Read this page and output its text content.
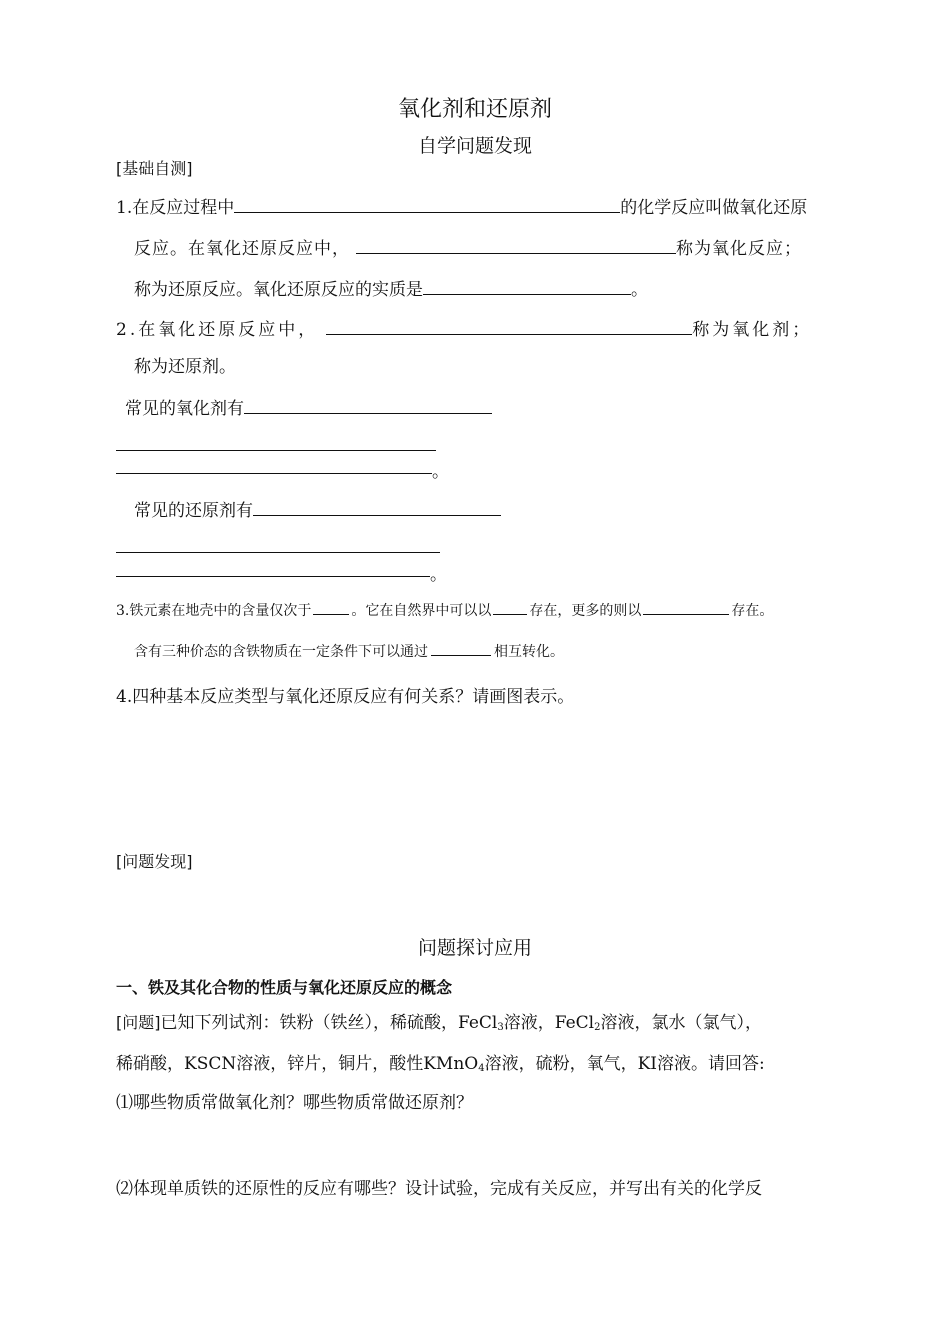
氧化剂和还原剂
自学问题发现
[基础自测]
1.在反应过程中	的化学反应叫做氧化还原
反应。在氧化还原反应中，	称为氧化反应；
称为还原反应。氧化还原反应的实质是	。
2.在氧化还原反应中，	称为氧化剂；
称为还原剂。
常见的氧化剂有
。
常见的还原剂有
。
3.铁元素在地壳中的含量仅次于	。它在自然界中可以以	存在，更多的则以	存在。
含有三种价态的含铁物质在一定条件下可以通过	相互转化。
4.四种基本反应类型与氧化还原反应有何关系？请画图表示。
[问题发现]
问题探讨应用
一、铁及其化合物的性质与氧化还原反应的概念
[问题]已知下列试剂：铁粉（铁丝），稀硫酸，FeCl$_3$溶液，FeCl$_2$溶液，氯水（氯气），
稀硝酸，KSCN溶液，锌片，铜片，酸性KMnO$_4$溶液，硫粉，氧气，KI溶液。请回答:
⑴哪些物质常做氧化剂？哪些物质常做还原剂？
⑵体现单质铁的还原性的反应有哪些？设计试验，完成有关反应，并写出有关的化学反
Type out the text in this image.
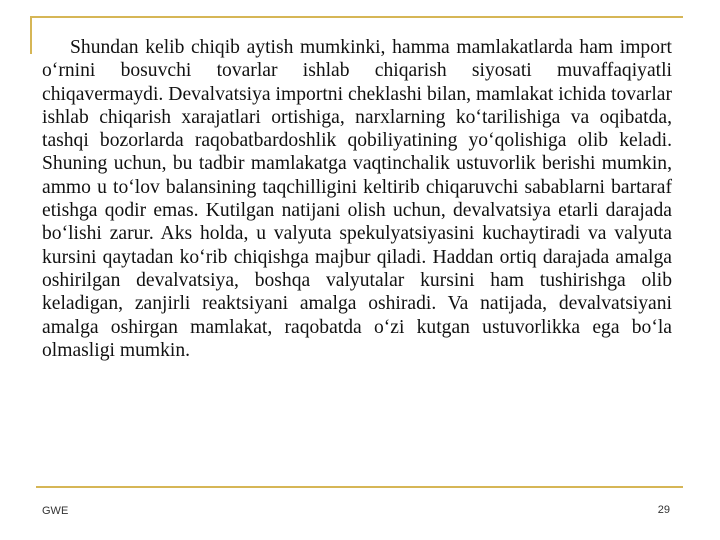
Shundan kelib chiqib aytish mumkinki, hamma mamlakatlarda ham import o‘rnini bosuvchi tovarlar ishlab chiqarish siyosati muvaffaqiyatli chiqavermaydi. Devalvatsiya importni cheklashi bilan, mamlakat ichida tovarlar ishlab chiqarish xarajatlari ortishiga, narxlarning ko‘tarilishiga va oqibatda, tashqi bozorlarda raqobatbardoshlik qobiliyatining yo‘qolishiga olib keladi. Shuning uchun, bu tadbir mamlakatga vaqtinchalik ustuvorlik berishi mumkin, ammo u to‘lov balansining taqchilligini keltirib chiqaruvchi sabablarni bartaraf etishga qodir emas. Kutilgan natijani olish uchun, devalvatsiya etarli darajada bo‘lishi zarur. Aks holda, u valyuta spekulyatsiyasini kuchaytiradi va valyuta kursini qaytadan ko‘rib chiqishga majbur qiladi. Haddan ortiq darajada amalga oshirilgan devalvatsiya, boshqa valyutalar kursini ham tushirishga olib keladigan, zanjirli reaktsiyani amalga oshiradi. Va natijada, devalvatsiyani amalga oshirgan mamlakat, raqobatda o‘zi kutgan ustuvorlikka ega bo‘la olmasligi mumkin.

GWE	29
*****
# Your task
Return the listing above unchanged, apart from dropping its pictures.

# The output
Read this page and output its text content.
氧化剂和还原剂
自学问题发现
[基础自测]
1.在反应过程中	的化学反应叫做氧化还原
反应。在氧化还原反应中，	称为氧化反应；
称为还原反应。氧化还原反应的实质是	。
2.在氧化还原反应中，	称为氧化剂；
称为还原剂。
常见的氧化剂有
。
常见的还原剂有
。
3.铁元素在地壳中的含量仅次于	。它在自然界中可以以	存在，更多的则以	存在。
含有三种价态的含铁物质在一定条件下可以通过	相互转化。
4.四种基本反应类型与氧化还原反应有何关系？请画图表示。
[问题发现]
问题探讨应用
一、铁及其化合物的性质与氧化还原反应的概念
[问题]已知下列试剂：铁粉（铁丝），稀硫酸，FeCl$_3$溶液，FeCl$_2$溶液，氯水（氯气），
稀硝酸，KSCN溶液，锌片，铜片，酸性KMnO$_4$溶液，硫粉，氧气，KI溶液。请回答:
⑴哪些物质常做氧化剂？哪些物质常做还原剂？
⑵体现单质铁的还原性的反应有哪些？设计试验，完成有关反应，并写出有关的化学反
Type out the text in this image.
Shundan kelib chiqib aytish mumkinki, hamma mamlakatlarda ham import o‘rnini bosuvchi tovarlar ishlab chiqarish siyosati muvaffaqiyatli chiqavermaydi. Devalvatsiya importni cheklashi bilan, mamlakat ichida tovarlar ishlab chiqarish xarajatlari ortishiga, narxlarning ko‘tarilishiga va oqibatda, tashqi bozorlarda raqobatbardoshlik qobiliyatining yo‘qolishiga olib keladi. Shuning uchun, bu tadbir mamlakatga vaqtinchalik ustuvorlik berishi mumkin, ammo u to‘lov balansining taqchilligini keltirib chiqaruvchi sabablarni bartaraf etishga qodir emas. Kutilgan natijani olish uchun, devalvatsiya etarli darajada bo‘lishi zarur. Aks holda, u valyuta spekulyatsiyasini kuchaytiradi va valyuta kursini qaytadan ko‘rib chiqishga majbur qiladi. Haddan ortiq darajada amalga oshirilgan devalvatsiya, boshqa valyutalar kursini ham tushirishga olib keladigan, zanjirli reaktsiyani amalga oshiradi. Va natijada, devalvatsiyani amalga oshirgan mamlakat, raqobatda o‘zi kutgan ustuvorlikka ega bo‘la olmasligi mumkin.

GWE	29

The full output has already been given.